■ **Written task**
Reproduce the listing word for word, leaving every picture behind.

[Stored data entries]

'''

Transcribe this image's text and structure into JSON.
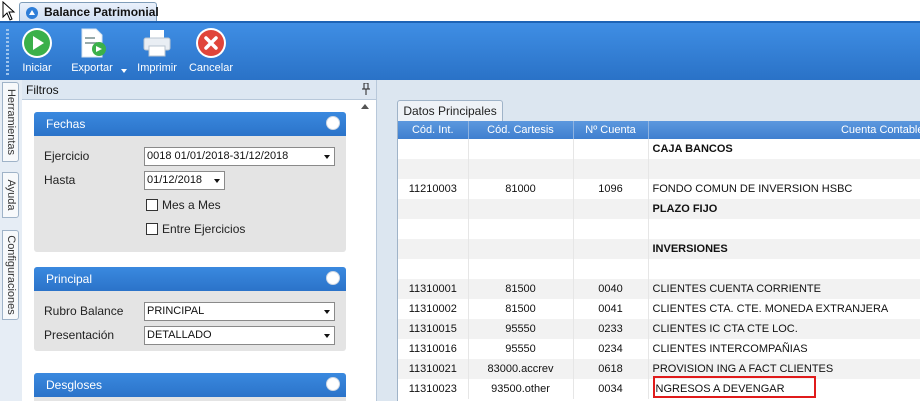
{
  "window": {
    "tab_title": "Balance Patrimonial"
  },
  "toolbar": {
    "buttons": [
      {
        "label": "Iniciar",
        "icon": "play-icon",
        "color": "#3bb04a"
      },
      {
        "label": "Exportar",
        "icon": "export-icon",
        "color": "#1e7fd0"
      },
      {
        "label": "Imprimir",
        "icon": "printer-icon",
        "color": "#e9eef4"
      },
      {
        "label": "Cancelar",
        "icon": "cancel-icon",
        "color": "#e0453a"
      }
    ]
  },
  "side_tabs": [
    "Herramientas",
    "Ayuda",
    "Configuraciones"
  ],
  "filtros": {
    "title": "Filtros",
    "fechas": {
      "title": "Fechas",
      "ejercicio_label": "Ejercicio",
      "ejercicio_value": "0018 01/01/2018-31/12/2018",
      "hasta_label": "Hasta",
      "hasta_value": "01/12/2018",
      "mes_a_mes_label": "Mes a Mes",
      "entre_ejercicios_label": "Entre Ejercicios"
    },
    "principal": {
      "title": "Principal",
      "rubro_label": "Rubro Balance",
      "rubro_value": "PRINCIPAL",
      "presentacion_label": "Presentación",
      "presentacion_value": "DETALLADO"
    },
    "desgloses": {
      "title": "Desgloses"
    }
  },
  "grid": {
    "tab_label": "Datos Principales",
    "columns": [
      "Cód. Int.",
      "Cód. Cartesis",
      "Nº Cuenta",
      "Cuenta Contable"
    ],
    "rows": [
      [
        "",
        "",
        "",
        "CAJA BANCOS"
      ],
      [
        "",
        "",
        "",
        ""
      ],
      [
        "11210003",
        "81000",
        "1096",
        "FONDO COMUN DE INVERSION HSBC"
      ],
      [
        "",
        "",
        "",
        "PLAZO FIJO"
      ],
      [
        "",
        "",
        "",
        ""
      ],
      [
        "",
        "",
        "",
        "INVERSIONES"
      ],
      [
        "",
        "",
        "",
        ""
      ],
      [
        "11310001",
        "81500",
        "0040",
        "CLIENTES CUENTA CORRIENTE"
      ],
      [
        "11310002",
        "81500",
        "0041",
        "CLIENTES CTA. CTE. MONEDA EXTRANJERA"
      ],
      [
        "11310015",
        "95550",
        "0233",
        "CLIENTES IC CTA CTE LOC."
      ],
      [
        "11310016",
        "95550",
        "0234",
        "CLIENTES INTERCOMPAÑIAS"
      ],
      [
        "11310021",
        "83000.accrev",
        "0618",
        "PROVISION ING A FACT CLIENTES"
      ],
      [
        "11310023",
        "93500.other",
        "0034",
        "INGRESOS A DEVENGAR"
      ]
    ],
    "bold_rows": [
      0,
      3,
      5
    ],
    "highlight_color": "#e01b1b"
  }
}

'''

■ **Result of the exercise**
Transcribe this image's text and structure into JSON.
{
  "window": {
    "tab_title": "Balance Patrimonial"
  },
  "toolbar": {
    "buttons": [
      {
        "label": "Iniciar",
        "icon": "play-icon",
        "color": "#3bb04a"
      },
      {
        "label": "Exportar",
        "icon": "export-icon",
        "color": "#1e7fd0"
      },
      {
        "label": "Imprimir",
        "icon": "printer-icon",
        "color": "#e9eef4"
      },
      {
        "label": "Cancelar",
        "icon": "cancel-icon",
        "color": "#e0453a"
      }
    ]
  },
  "side_tabs": [
    "Herramientas",
    "Ayuda",
    "Configuraciones"
  ],
  "filtros": {
    "title": "Filtros",
    "fechas": {
      "title": "Fechas",
      "ejercicio_label": "Ejercicio",
      "ejercicio_value": "0018 01/01/2018-31/12/2018",
      "hasta_label": "Hasta",
      "hasta_value": "01/12/2018",
      "mes_a_mes_label": "Mes a Mes",
      "entre_ejercicios_label": "Entre Ejercicios"
    },
    "principal": {
      "title": "Principal",
      "rubro_label": "Rubro Balance",
      "rubro_value": "PRINCIPAL",
      "presentacion_label": "Presentación",
      "presentacion_value": "DETALLADO"
    },
    "desgloses": {
      "title": "Desgloses"
    }
  },
  "grid": {
    "tab_label": "Datos Principales",
    "columns": [
      "Cód. Int.",
      "Cód. Cartesis",
      "Nº Cuenta",
      "Cuenta Contable"
    ],
    "rows": [
      [
        "",
        "",
        "",
        "CAJA BANCOS"
      ],
      [
        "",
        "",
        "",
        ""
      ],
      [
        "11210003",
        "81000",
        "1096",
        "FONDO COMUN DE INVERSION HSBC"
      ],
      [
        "",
        "",
        "",
        "PLAZO FIJO"
      ],
      [
        "",
        "",
        "",
        ""
      ],
      [
        "",
        "",
        "",
        "INVERSIONES"
      ],
      [
        "",
        "",
        "",
        ""
      ],
      [
        "11310001",
        "81500",
        "0040",
        "CLIENTES CUENTA CORRIENTE"
      ],
      [
        "11310002",
        "81500",
        "0041",
        "CLIENTES CTA. CTE. MONEDA EXTRANJERA"
      ],
      [
        "11310015",
        "95550",
        "0233",
        "CLIENTES IC CTA CTE LOC."
      ],
      [
        "11310016",
        "95550",
        "0234",
        "CLIENTES INTERCOMPAÑIAS"
      ],
      [
        "11310021",
        "83000.accrev",
        "0618",
        "PROVISION ING A FACT CLIENTES"
      ],
      [
        "11310023",
        "93500.other",
        "0034",
        "INGRESOS A DEVENGAR"
      ]
    ],
    "bold_rows": [
      0,
      3,
      5
    ],
    "highlight_color": "#e01b1b"
  }
}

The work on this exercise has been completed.